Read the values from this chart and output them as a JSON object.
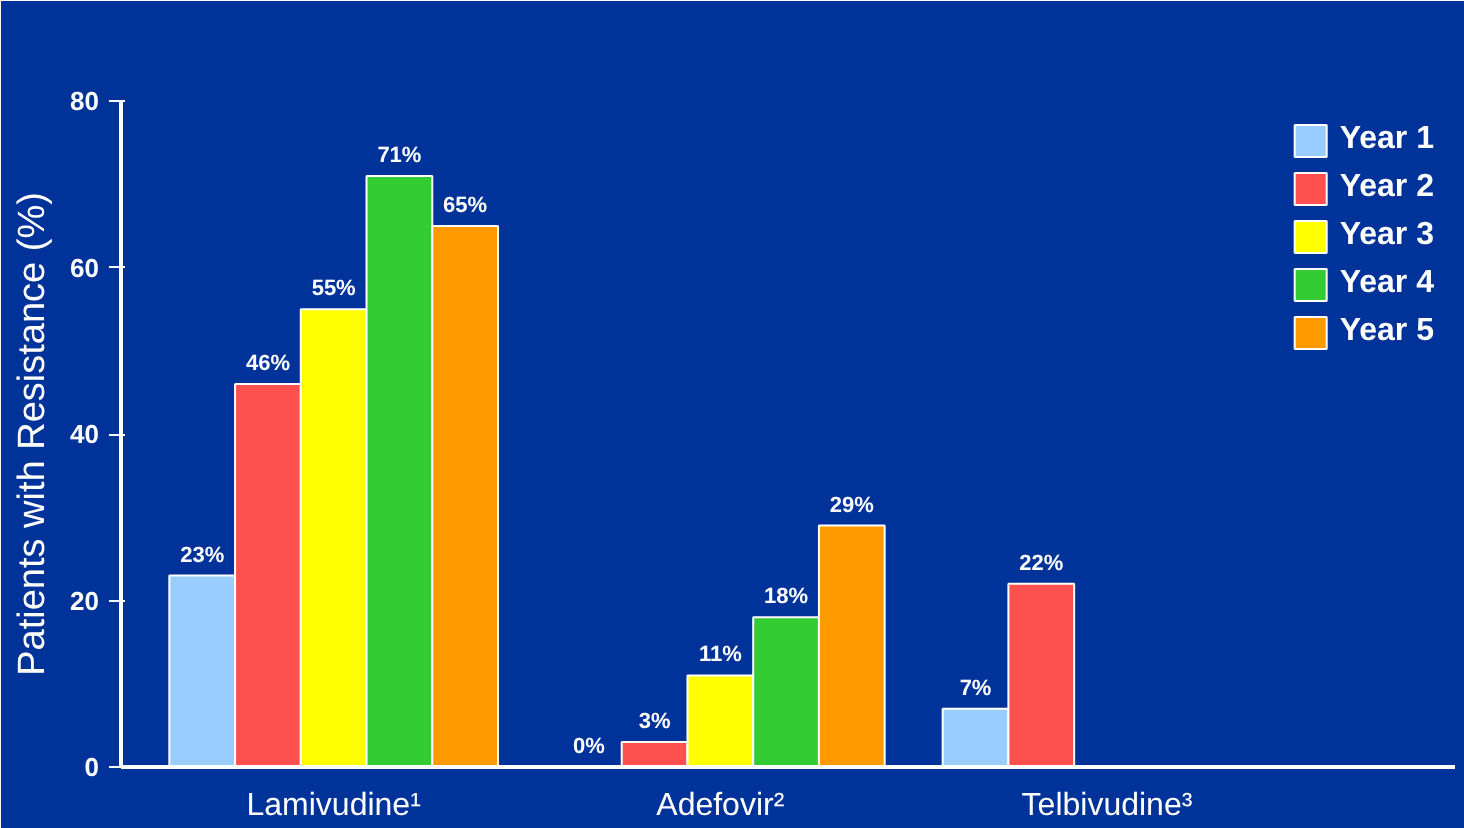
{
  "chart_data": {
    "type": "bar",
    "ylabel": "Patients with Resistance (%)",
    "categories": [
      "Lamivudine¹",
      "Adefovir²",
      "Telbivudine³"
    ],
    "series": [
      {
        "name": "Year 1",
        "color": "#99ccff",
        "values": [
          23,
          0,
          7
        ],
        "value_labels": [
          "23%",
          "0%",
          "7%"
        ]
      },
      {
        "name": "Year 2",
        "color": "#ff5050",
        "values": [
          46,
          3,
          22
        ],
        "value_labels": [
          "46%",
          "3%",
          "22%"
        ]
      },
      {
        "name": "Year 3",
        "color": "#ffff00",
        "values": [
          55,
          11,
          null
        ],
        "value_labels": [
          "55%",
          "11%",
          null
        ]
      },
      {
        "name": "Year 4",
        "color": "#33cc33",
        "values": [
          71,
          18,
          null
        ],
        "value_labels": [
          "71%",
          "18%",
          null
        ]
      },
      {
        "name": "Year 5",
        "color": "#ff9900",
        "values": [
          65,
          29,
          null
        ],
        "value_labels": [
          "65%",
          "29%",
          null
        ]
      }
    ],
    "ylim": [
      0,
      80
    ],
    "yticks": [
      0,
      20,
      40,
      60,
      80
    ],
    "grid": false,
    "legend": "top right"
  }
}
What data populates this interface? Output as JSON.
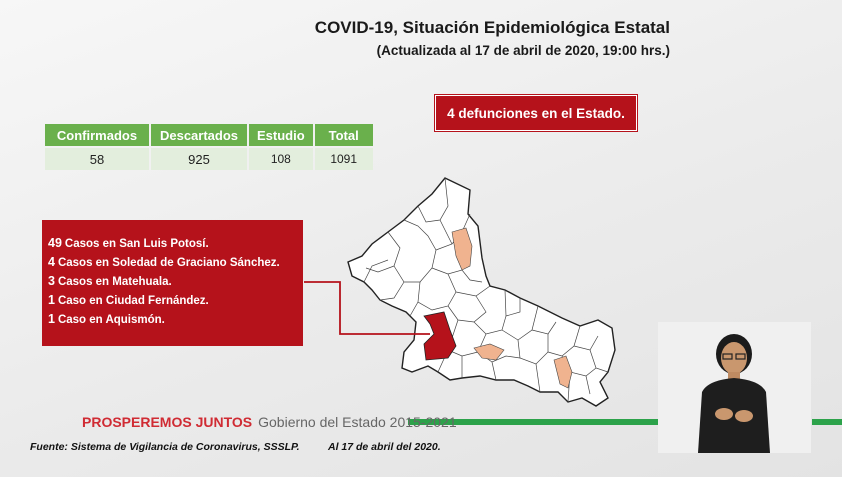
{
  "header": {
    "title": "COVID-19, Situación Epidemiológica Estatal",
    "subtitle": "(Actualizada al 17 de abril de 2020, 19:00 hrs.)"
  },
  "deaths_banner": "4 defunciones en el Estado.",
  "stats": {
    "headers": [
      "Confirmados",
      "Descartados",
      "Estudio",
      "Total"
    ],
    "values": [
      "58",
      "925",
      "108",
      "1091"
    ]
  },
  "cases": [
    {
      "count": "49",
      "text": "Casos en San Luis Potosí."
    },
    {
      "count": "4",
      "text": "Casos en Soledad de Graciano  Sánchez."
    },
    {
      "count": "3",
      "text": "Casos en Matehuala."
    },
    {
      "count": "1",
      "text": "Caso en Ciudad Fernández."
    },
    {
      "count": "1",
      "text": "Caso en Aquismón."
    }
  ],
  "footer": {
    "slogan": "PROSPEREMOS JUNTOS",
    "government": "Gobierno del Estado 2015-2021",
    "source": "Fuente: Sistema de Vigilancia de Coronavirus, SSSLP.",
    "date": "Al 17 de abril del 2020."
  },
  "colors": {
    "red": "#b5121b",
    "green": "#6ab04c",
    "highlight_municipality": "#f0b38f",
    "capital_fill": "#b5121b"
  },
  "icons": {
    "interpreter": "sign-language-interpreter"
  }
}
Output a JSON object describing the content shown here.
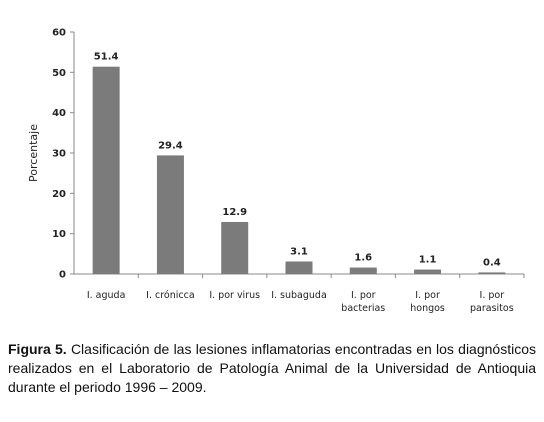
{
  "chart_data": {
    "type": "bar",
    "categories": [
      [
        "I. aguda"
      ],
      [
        "I. crónicca"
      ],
      [
        "I. por virus"
      ],
      [
        "I. subaguda"
      ],
      [
        "I. por",
        "bacterias"
      ],
      [
        "I. por",
        "hongos"
      ],
      [
        "I. por",
        "parasitos"
      ]
    ],
    "values": [
      51.4,
      29.4,
      12.9,
      3.1,
      1.6,
      1.1,
      0.4
    ],
    "data_labels": [
      "51.4",
      "29.4",
      "12.9",
      "3.1",
      "1.6",
      "1.1",
      "0.4"
    ],
    "ylabel": "Porcentaje",
    "xlabel": "",
    "title": "",
    "ylim": [
      0,
      60
    ],
    "yticks": [
      0,
      10,
      20,
      30,
      40,
      50,
      60
    ],
    "grid": false,
    "legend": "none",
    "bar_color": "#7b7b7b"
  },
  "caption": {
    "label": "Figura 5.",
    "text": " Clasificación de las lesiones inflamatorias encontradas en los diagnósticos realizados en el Laboratorio de Patología Animal de la Universidad de Antioquia durante el periodo 1996 – 2009."
  }
}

======

■ Directions ■
Retype the records in full. Do not carry over the images.

■ Response below ■
Read the values from this chart and output them as a JSON object.
{
  "chart_data": {
    "type": "bar",
    "ylabel": "Patients with Resistance (%)",
    "categories": [
      "Lamivudine¹",
      "Adefovir²",
      "Telbivudine³"
    ],
    "series": [
      {
        "name": "Year 1",
        "color": "#99ccff",
        "values": [
          23,
          0,
          7
        ],
        "value_labels": [
          "23%",
          "0%",
          "7%"
        ]
      },
      {
        "name": "Year 2",
        "color": "#ff5050",
        "values": [
          46,
          3,
          22
        ],
        "value_labels": [
          "46%",
          "3%",
          "22%"
        ]
      },
      {
        "name": "Year 3",
        "color": "#ffff00",
        "values": [
          55,
          11,
          null
        ],
        "value_labels": [
          "55%",
          "11%",
          null
        ]
      },
      {
        "name": "Year 4",
        "color": "#33cc33",
        "values": [
          71,
          18,
          null
        ],
        "value_labels": [
          "71%",
          "18%",
          null
        ]
      },
      {
        "name": "Year 5",
        "color": "#ff9900",
        "values": [
          65,
          29,
          null
        ],
        "value_labels": [
          "65%",
          "29%",
          null
        ]
      }
    ],
    "ylim": [
      0,
      80
    ],
    "yticks": [
      0,
      20,
      40,
      60,
      80
    ],
    "grid": false,
    "legend": "top right"
  }
}
What data populates this interface? Output as JSON.
{
  "header": {
    "title": "COVID-19, Situación Epidemiológica Estatal",
    "subtitle": "(Actualizada al 17 de abril de 2020, 19:00 hrs.)"
  },
  "deaths_banner": "4 defunciones en el Estado.",
  "stats": {
    "headers": [
      "Confirmados",
      "Descartados",
      "Estudio",
      "Total"
    ],
    "values": [
      "58",
      "925",
      "108",
      "1091"
    ]
  },
  "cases": [
    {
      "count": "49",
      "text": "Casos en San Luis Potosí."
    },
    {
      "count": "4",
      "text": "Casos en Soledad de Graciano  Sánchez."
    },
    {
      "count": "3",
      "text": "Casos en Matehuala."
    },
    {
      "count": "1",
      "text": "Caso en Ciudad Fernández."
    },
    {
      "count": "1",
      "text": "Caso en Aquismón."
    }
  ],
  "footer": {
    "slogan": "PROSPEREMOS JUNTOS",
    "government": "Gobierno del Estado 2015-2021",
    "source": "Fuente: Sistema de Vigilancia de Coronavirus, SSSLP.",
    "date": "Al 17 de abril del 2020."
  },
  "colors": {
    "red": "#b5121b",
    "green": "#6ab04c",
    "highlight_municipality": "#f0b38f",
    "capital_fill": "#b5121b"
  },
  "icons": {
    "interpreter": "sign-language-interpreter"
  }
}
Output a JSON object describing the content shown here.
{
  "chart_data": {
    "type": "bar",
    "categories": [
      [
        "I. aguda"
      ],
      [
        "I. crónicca"
      ],
      [
        "I. por virus"
      ],
      [
        "I. subaguda"
      ],
      [
        "I. por",
        "bacterias"
      ],
      [
        "I. por",
        "hongos"
      ],
      [
        "I. por",
        "parasitos"
      ]
    ],
    "values": [
      51.4,
      29.4,
      12.9,
      3.1,
      1.6,
      1.1,
      0.4
    ],
    "data_labels": [
      "51.4",
      "29.4",
      "12.9",
      "3.1",
      "1.6",
      "1.1",
      "0.4"
    ],
    "ylabel": "Porcentaje",
    "xlabel": "",
    "title": "",
    "ylim": [
      0,
      60
    ],
    "yticks": [
      0,
      10,
      20,
      30,
      40,
      50,
      60
    ],
    "grid": false,
    "legend": "none",
    "bar_color": "#7b7b7b"
  },
  "caption": {
    "label": "Figura 5.",
    "text": " Clasificación de las lesiones inflamatorias encontradas en los diagnósticos realizados en el Laboratorio de Patología Animal de la Universidad de Antioquia durante el periodo 1996 – 2009."
  }
}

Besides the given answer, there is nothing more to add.